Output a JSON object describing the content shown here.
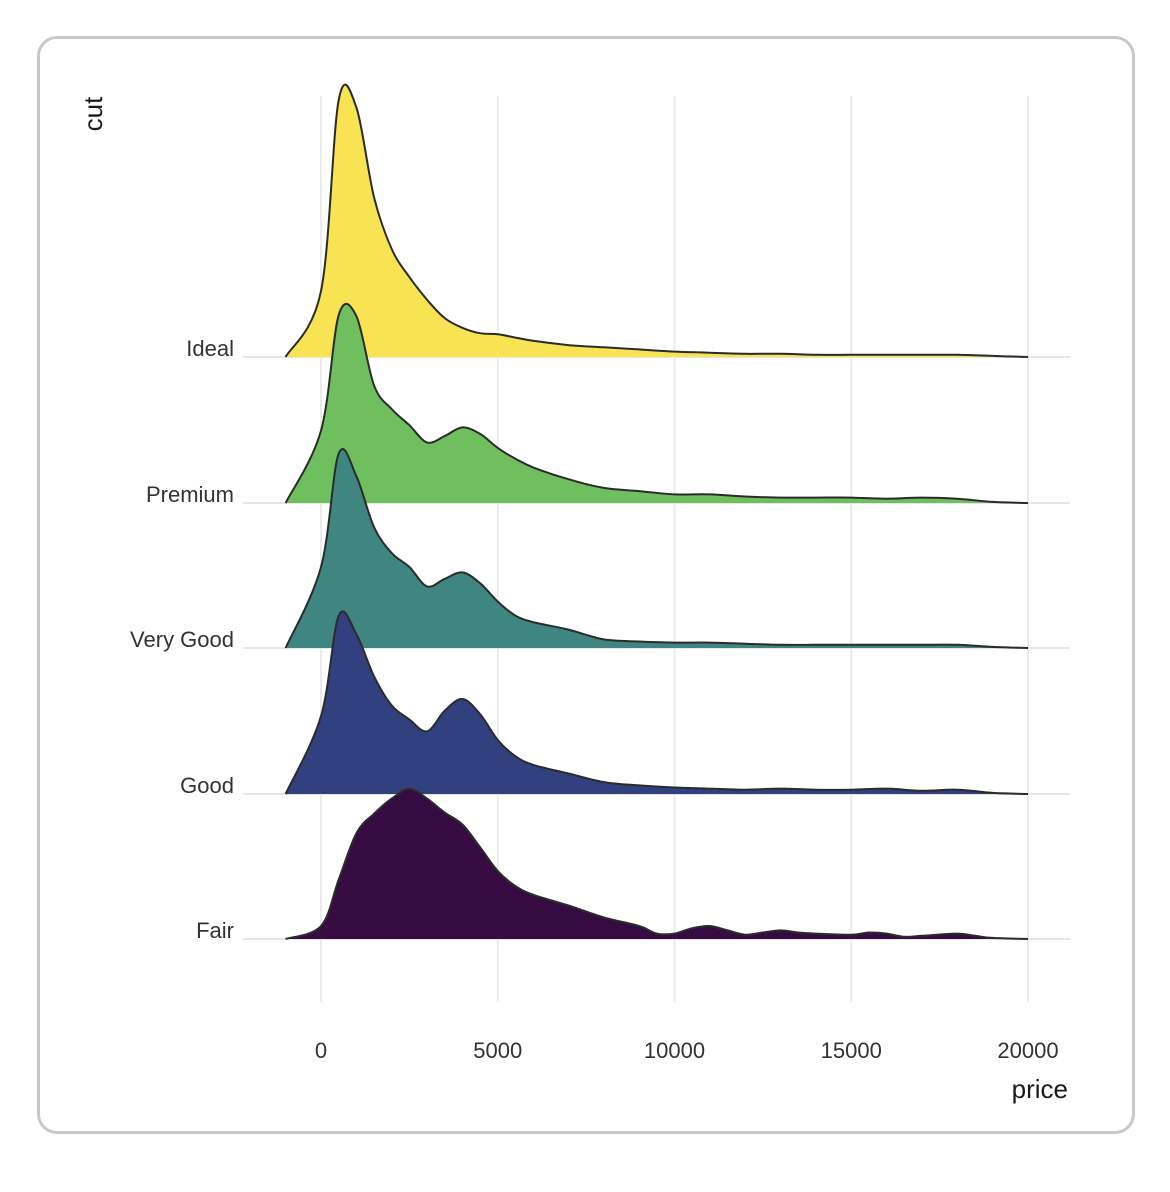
{
  "chart_data": {
    "type": "ridgeline-density",
    "xlabel": "price",
    "ylabel": "cut",
    "x_ticks": [
      0,
      5000,
      10000,
      15000,
      20000
    ],
    "x_tick_labels": [
      "0",
      "5000",
      "10000",
      "15000",
      "20000"
    ],
    "xlim": [
      -1000,
      21000
    ],
    "grid": "vertical",
    "legend": "none",
    "series": [
      {
        "name": "Fair",
        "color": "#360b41",
        "x": [
          -1000,
          0,
          500,
          1000,
          1500,
          2000,
          2500,
          3000,
          3500,
          4000,
          4500,
          5000,
          5500,
          6000,
          7000,
          8000,
          9000,
          9500,
          10000,
          10500,
          11000,
          11500,
          12000,
          12500,
          13000,
          13500,
          14000,
          15000,
          15500,
          16000,
          16500,
          17000,
          18000,
          18500,
          19000,
          20000
        ],
        "density": [
          0.0,
          0.12,
          0.55,
          0.98,
          1.16,
          1.3,
          1.39,
          1.3,
          1.17,
          1.06,
          0.85,
          0.63,
          0.49,
          0.41,
          0.31,
          0.2,
          0.12,
          0.05,
          0.05,
          0.1,
          0.12,
          0.08,
          0.04,
          0.06,
          0.08,
          0.06,
          0.05,
          0.04,
          0.06,
          0.05,
          0.02,
          0.03,
          0.05,
          0.03,
          0.01,
          0.0
        ]
      },
      {
        "name": "Good",
        "color": "#31417f",
        "x": [
          -1000,
          0,
          500,
          1000,
          1500,
          2000,
          2500,
          3000,
          3500,
          4000,
          4500,
          5000,
          5500,
          6000,
          7000,
          8000,
          9000,
          10000,
          11000,
          12000,
          13000,
          14000,
          15000,
          16000,
          17000,
          18000,
          19000,
          20000
        ],
        "density": [
          0.0,
          0.72,
          1.65,
          1.48,
          1.09,
          0.82,
          0.69,
          0.58,
          0.77,
          0.88,
          0.74,
          0.5,
          0.35,
          0.27,
          0.19,
          0.11,
          0.08,
          0.06,
          0.05,
          0.04,
          0.05,
          0.04,
          0.04,
          0.05,
          0.03,
          0.04,
          0.01,
          0.0
        ]
      },
      {
        "name": "Very Good",
        "color": "#3f8580",
        "x": [
          -1000,
          0,
          500,
          1000,
          1500,
          2000,
          2500,
          3000,
          3500,
          4000,
          4500,
          5000,
          5500,
          6000,
          7000,
          8000,
          9000,
          10000,
          11000,
          12000,
          13000,
          14000,
          15000,
          16000,
          17000,
          18000,
          19000,
          20000
        ],
        "density": [
          0.0,
          0.75,
          1.8,
          1.59,
          1.12,
          0.88,
          0.75,
          0.57,
          0.64,
          0.7,
          0.6,
          0.43,
          0.3,
          0.24,
          0.17,
          0.08,
          0.06,
          0.05,
          0.05,
          0.04,
          0.03,
          0.03,
          0.03,
          0.03,
          0.03,
          0.03,
          0.01,
          0.0
        ]
      },
      {
        "name": "Premium",
        "color": "#6fbf5f",
        "x": [
          -1000,
          0,
          500,
          1000,
          1500,
          2000,
          2500,
          3000,
          3500,
          4000,
          4500,
          5000,
          5500,
          6000,
          7000,
          8000,
          9000,
          10000,
          11000,
          12000,
          13000,
          14000,
          15000,
          16000,
          17000,
          18000,
          19000,
          20000
        ],
        "density": [
          0.0,
          0.67,
          1.74,
          1.73,
          1.09,
          0.87,
          0.72,
          0.56,
          0.62,
          0.7,
          0.64,
          0.51,
          0.41,
          0.33,
          0.22,
          0.14,
          0.11,
          0.08,
          0.08,
          0.06,
          0.05,
          0.05,
          0.05,
          0.04,
          0.05,
          0.04,
          0.01,
          0.0
        ]
      },
      {
        "name": "Ideal",
        "color": "#f8e352",
        "x": [
          -1000,
          0,
          500,
          1000,
          1500,
          2000,
          2500,
          3000,
          3500,
          4000,
          4500,
          5000,
          5500,
          6000,
          7000,
          8000,
          9000,
          10000,
          11000,
          12000,
          13000,
          14000,
          15000,
          16000,
          17000,
          18000,
          19000,
          20000
        ],
        "density": [
          0.0,
          0.61,
          2.38,
          2.31,
          1.48,
          1.0,
          0.74,
          0.53,
          0.36,
          0.27,
          0.22,
          0.21,
          0.18,
          0.15,
          0.11,
          0.09,
          0.07,
          0.05,
          0.04,
          0.03,
          0.03,
          0.02,
          0.02,
          0.02,
          0.02,
          0.02,
          0.01,
          0.0
        ]
      }
    ]
  }
}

• • • •

Make an exact copy of all the material, but keep the pictures out of it.

» SOLUTION:
Output a JSON object describing the content shown here.
{
  "chart_data": {
    "type": "ridgeline-density",
    "xlabel": "price",
    "ylabel": "cut",
    "x_ticks": [
      0,
      5000,
      10000,
      15000,
      20000
    ],
    "x_tick_labels": [
      "0",
      "5000",
      "10000",
      "15000",
      "20000"
    ],
    "xlim": [
      -1000,
      21000
    ],
    "grid": "vertical",
    "legend": "none",
    "series": [
      {
        "name": "Fair",
        "color": "#360b41",
        "x": [
          -1000,
          0,
          500,
          1000,
          1500,
          2000,
          2500,
          3000,
          3500,
          4000,
          4500,
          5000,
          5500,
          6000,
          7000,
          8000,
          9000,
          9500,
          10000,
          10500,
          11000,
          11500,
          12000,
          12500,
          13000,
          13500,
          14000,
          15000,
          15500,
          16000,
          16500,
          17000,
          18000,
          18500,
          19000,
          20000
        ],
        "density": [
          0.0,
          0.12,
          0.55,
          0.98,
          1.16,
          1.3,
          1.39,
          1.3,
          1.17,
          1.06,
          0.85,
          0.63,
          0.49,
          0.41,
          0.31,
          0.2,
          0.12,
          0.05,
          0.05,
          0.1,
          0.12,
          0.08,
          0.04,
          0.06,
          0.08,
          0.06,
          0.05,
          0.04,
          0.06,
          0.05,
          0.02,
          0.03,
          0.05,
          0.03,
          0.01,
          0.0
        ]
      },
      {
        "name": "Good",
        "color": "#31417f",
        "x": [
          -1000,
          0,
          500,
          1000,
          1500,
          2000,
          2500,
          3000,
          3500,
          4000,
          4500,
          5000,
          5500,
          6000,
          7000,
          8000,
          9000,
          10000,
          11000,
          12000,
          13000,
          14000,
          15000,
          16000,
          17000,
          18000,
          19000,
          20000
        ],
        "density": [
          0.0,
          0.72,
          1.65,
          1.48,
          1.09,
          0.82,
          0.69,
          0.58,
          0.77,
          0.88,
          0.74,
          0.5,
          0.35,
          0.27,
          0.19,
          0.11,
          0.08,
          0.06,
          0.05,
          0.04,
          0.05,
          0.04,
          0.04,
          0.05,
          0.03,
          0.04,
          0.01,
          0.0
        ]
      },
      {
        "name": "Very Good",
        "color": "#3f8580",
        "x": [
          -1000,
          0,
          500,
          1000,
          1500,
          2000,
          2500,
          3000,
          3500,
          4000,
          4500,
          5000,
          5500,
          6000,
          7000,
          8000,
          9000,
          10000,
          11000,
          12000,
          13000,
          14000,
          15000,
          16000,
          17000,
          18000,
          19000,
          20000
        ],
        "density": [
          0.0,
          0.75,
          1.8,
          1.59,
          1.12,
          0.88,
          0.75,
          0.57,
          0.64,
          0.7,
          0.6,
          0.43,
          0.3,
          0.24,
          0.17,
          0.08,
          0.06,
          0.05,
          0.05,
          0.04,
          0.03,
          0.03,
          0.03,
          0.03,
          0.03,
          0.03,
          0.01,
          0.0
        ]
      },
      {
        "name": "Premium",
        "color": "#6fbf5f",
        "x": [
          -1000,
          0,
          500,
          1000,
          1500,
          2000,
          2500,
          3000,
          3500,
          4000,
          4500,
          5000,
          5500,
          6000,
          7000,
          8000,
          9000,
          10000,
          11000,
          12000,
          13000,
          14000,
          15000,
          16000,
          17000,
          18000,
          19000,
          20000
        ],
        "density": [
          0.0,
          0.67,
          1.74,
          1.73,
          1.09,
          0.87,
          0.72,
          0.56,
          0.62,
          0.7,
          0.64,
          0.51,
          0.41,
          0.33,
          0.22,
          0.14,
          0.11,
          0.08,
          0.08,
          0.06,
          0.05,
          0.05,
          0.05,
          0.04,
          0.05,
          0.04,
          0.01,
          0.0
        ]
      },
      {
        "name": "Ideal",
        "color": "#f8e352",
        "x": [
          -1000,
          0,
          500,
          1000,
          1500,
          2000,
          2500,
          3000,
          3500,
          4000,
          4500,
          5000,
          5500,
          6000,
          7000,
          8000,
          9000,
          10000,
          11000,
          12000,
          13000,
          14000,
          15000,
          16000,
          17000,
          18000,
          19000,
          20000
        ],
        "density": [
          0.0,
          0.61,
          2.38,
          2.31,
          1.48,
          1.0,
          0.74,
          0.53,
          0.36,
          0.27,
          0.22,
          0.21,
          0.18,
          0.15,
          0.11,
          0.09,
          0.07,
          0.05,
          0.04,
          0.03,
          0.03,
          0.02,
          0.02,
          0.02,
          0.02,
          0.02,
          0.01,
          0.0
        ]
      }
    ]
  }
}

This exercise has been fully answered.